◆ **REQUIRED TASK**:
Write out each line of the material below word for word, with no changes.

Start of MATERIAL FOR THIS EXERCISE

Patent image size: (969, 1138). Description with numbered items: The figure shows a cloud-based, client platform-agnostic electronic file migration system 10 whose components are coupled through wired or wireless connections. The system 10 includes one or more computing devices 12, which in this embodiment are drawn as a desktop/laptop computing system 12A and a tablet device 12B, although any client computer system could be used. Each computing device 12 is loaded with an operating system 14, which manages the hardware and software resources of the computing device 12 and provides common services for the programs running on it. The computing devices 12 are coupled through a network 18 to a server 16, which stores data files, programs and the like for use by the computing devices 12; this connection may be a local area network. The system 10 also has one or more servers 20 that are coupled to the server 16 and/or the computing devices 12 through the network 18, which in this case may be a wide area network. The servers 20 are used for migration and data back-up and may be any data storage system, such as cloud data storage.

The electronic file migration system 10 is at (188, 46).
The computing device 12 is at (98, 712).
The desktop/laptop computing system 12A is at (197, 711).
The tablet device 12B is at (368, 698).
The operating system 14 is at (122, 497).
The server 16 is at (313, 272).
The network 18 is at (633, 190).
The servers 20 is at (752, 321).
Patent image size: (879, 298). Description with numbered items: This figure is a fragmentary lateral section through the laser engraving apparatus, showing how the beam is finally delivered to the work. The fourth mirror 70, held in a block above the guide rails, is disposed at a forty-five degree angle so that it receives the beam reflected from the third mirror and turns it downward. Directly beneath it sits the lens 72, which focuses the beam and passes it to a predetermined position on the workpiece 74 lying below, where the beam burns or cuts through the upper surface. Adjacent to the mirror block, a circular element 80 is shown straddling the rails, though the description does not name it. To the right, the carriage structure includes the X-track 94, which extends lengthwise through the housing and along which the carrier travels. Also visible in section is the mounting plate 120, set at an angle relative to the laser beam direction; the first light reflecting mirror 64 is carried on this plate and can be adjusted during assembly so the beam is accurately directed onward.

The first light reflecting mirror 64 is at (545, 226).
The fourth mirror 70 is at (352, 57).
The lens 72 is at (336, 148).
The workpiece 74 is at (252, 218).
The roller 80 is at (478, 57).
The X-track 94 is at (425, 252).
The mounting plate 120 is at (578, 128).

End of MATERIAL FOR THIS EXERCISE

◆ **RESULT**:
Patent image size: (969, 1138). Description with numbered items: The figure shows a cloud-based, client platform-agnostic electronic file migration system 10 whose components are coupled through wired or wireless connections. The system 10 includes one or more computing devices 12, which in this embodiment are drawn as a desktop/laptop computing system 12A and a tablet device 12B, although any client computer system could be used. Each computing device 12 is loaded with an operating system 14, which manages the hardware and software resources of the computing device 12 and provides common services for the programs running on it. The computing devices 12 are coupled through a network 18 to a server 16, which stores data files, programs and the like for use by the computing devices 12; this connection may be a local area network. The system 10 also has one or more servers 20 that are coupled to the server 16 and/or the computing devices 12 through the network 18, which in this case may be a wide area network. The servers 20 are used for migration and data back-up and may be any data storage system, such as cloud data storage.

The electronic file migration system 10 is at (188, 46).
The computing device 12 is at (98, 712).
The desktop/laptop computing system 12A is at (197, 711).
The tablet device 12B is at (368, 698).
The operating system 14 is at (122, 497).
The server 16 is at (313, 272).
The network 18 is at (633, 190).
The servers 20 is at (752, 321).
Patent image size: (879, 298). Description with numbered items: This figure is a fragmentary lateral section through the laser engraving apparatus, showing how the beam is finally delivered to the work. The fourth mirror 70, held in a block above the guide rails, is disposed at a forty-five degree angle so that it receives the beam reflected from the third mirror and turns it downward. Directly beneath it sits the lens 72, which focuses the beam and passes it to a predetermined position on the workpiece 74 lying below, where the beam burns or cuts through the upper surface. Adjacent to the mirror block, a circular element 80 is shown straddling the rails, though the description does not name it. To the right, the carriage structure includes the X-track 94, which extends lengthwise through the housing and along which the carrier travels. Also visible in section is the mounting plate 120, set at an angle relative to the laser beam direction; the first light reflecting mirror 64 is carried on this plate and can be adjusted during assembly so the beam is accurately directed onward.

The first light reflecting mirror 64 is at (545, 226).
The fourth mirror 70 is at (352, 57).
The lens 72 is at (336, 148).
The workpiece 74 is at (252, 218).
The roller 80 is at (478, 57).
The X-track 94 is at (425, 252).
The mounting plate 120 is at (578, 128).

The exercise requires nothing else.